• _WRITTEN TASK_
Reproduce the material in full, exactly as written.

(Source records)
* * *

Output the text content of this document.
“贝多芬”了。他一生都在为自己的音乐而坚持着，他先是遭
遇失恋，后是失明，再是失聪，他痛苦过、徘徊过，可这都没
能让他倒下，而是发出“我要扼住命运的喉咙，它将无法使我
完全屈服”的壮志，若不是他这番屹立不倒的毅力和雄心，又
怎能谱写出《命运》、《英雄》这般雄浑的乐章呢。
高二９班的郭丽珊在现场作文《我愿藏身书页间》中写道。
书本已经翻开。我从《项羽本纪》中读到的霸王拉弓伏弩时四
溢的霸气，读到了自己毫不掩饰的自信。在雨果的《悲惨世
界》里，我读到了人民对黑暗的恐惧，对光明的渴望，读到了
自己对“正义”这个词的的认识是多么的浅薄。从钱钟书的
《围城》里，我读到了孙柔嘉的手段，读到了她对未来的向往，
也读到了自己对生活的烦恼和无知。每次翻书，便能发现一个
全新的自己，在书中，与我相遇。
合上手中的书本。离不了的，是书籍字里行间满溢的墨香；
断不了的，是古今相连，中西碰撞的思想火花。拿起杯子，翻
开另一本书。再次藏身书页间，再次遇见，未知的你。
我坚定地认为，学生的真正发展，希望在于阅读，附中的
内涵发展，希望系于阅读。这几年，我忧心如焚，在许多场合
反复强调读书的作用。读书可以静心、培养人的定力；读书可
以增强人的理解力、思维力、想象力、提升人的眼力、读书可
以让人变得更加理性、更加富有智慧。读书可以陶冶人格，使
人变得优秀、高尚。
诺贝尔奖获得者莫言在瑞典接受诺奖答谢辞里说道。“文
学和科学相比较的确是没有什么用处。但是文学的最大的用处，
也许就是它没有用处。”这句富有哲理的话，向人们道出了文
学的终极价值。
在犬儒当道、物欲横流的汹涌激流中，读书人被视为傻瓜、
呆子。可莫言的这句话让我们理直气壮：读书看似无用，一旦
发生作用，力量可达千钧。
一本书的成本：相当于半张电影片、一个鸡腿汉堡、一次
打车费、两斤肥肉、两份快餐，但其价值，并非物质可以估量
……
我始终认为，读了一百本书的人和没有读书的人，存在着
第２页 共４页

* * *

• _THE REPLY_
Output the text content of this document.
“贝多芬”了。他一生都在为自己的音乐而坚持着，他先是遭
遇失恋，后是失明，再是失聪，他痛苦过、徘徊过，可这都没
能让他倒下，而是发出“我要扼住命运的喉咙，它将无法使我
完全屈服”的壮志，若不是他这番屹立不倒的毅力和雄心，又
怎能谱写出《命运》、《英雄》这般雄浑的乐章呢。
高二９班的郭丽珊在现场作文《我愿藏身书页间》中写道。
书本已经翻开。我从《项羽本纪》中读到的霸王拉弓伏弩时四
溢的霸气，读到了自己毫不掩饰的自信。在雨果的《悲惨世
界》里，我读到了人民对黑暗的恐惧，对光明的渴望，读到了
自己对“正义”这个词的的认识是多么的浅薄。从钱钟书的
《围城》里，我读到了孙柔嘉的手段，读到了她对未来的向往，
也读到了自己对生活的烦恼和无知。每次翻书，便能发现一个
全新的自己，在书中，与我相遇。
合上手中的书本。离不了的，是书籍字里行间满溢的墨香；
断不了的，是古今相连，中西碰撞的思想火花。拿起杯子，翻
开另一本书。再次藏身书页间，再次遇见，未知的你。
我坚定地认为，学生的真正发展，希望在于阅读，附中的
内涵发展，希望系于阅读。这几年，我忧心如焚，在许多场合
反复强调读书的作用。读书可以静心、培养人的定力；读书可
以增强人的理解力、思维力、想象力、提升人的眼力、读书可
以让人变得更加理性、更加富有智慧。读书可以陶冶人格，使
人变得优秀、高尚。
诺贝尔奖获得者莫言在瑞典接受诺奖答谢辞里说道。“文
学和科学相比较的确是没有什么用处。但是文学的最大的用处，
也许就是它没有用处。”这句富有哲理的话，向人们道出了文
学的终极价值。
在犬儒当道、物欲横流的汹涌激流中，读书人被视为傻瓜、
呆子。可莫言的这句话让我们理直气壮：读书看似无用，一旦
发生作用，力量可达千钧。
一本书的成本：相当于半张电影片、一个鸡腿汉堡、一次
打车费、两斤肥肉、两份快餐，但其价值，并非物质可以估量
……
我始终认为，读了一百本书的人和没有读书的人，存在着
第２页 共４页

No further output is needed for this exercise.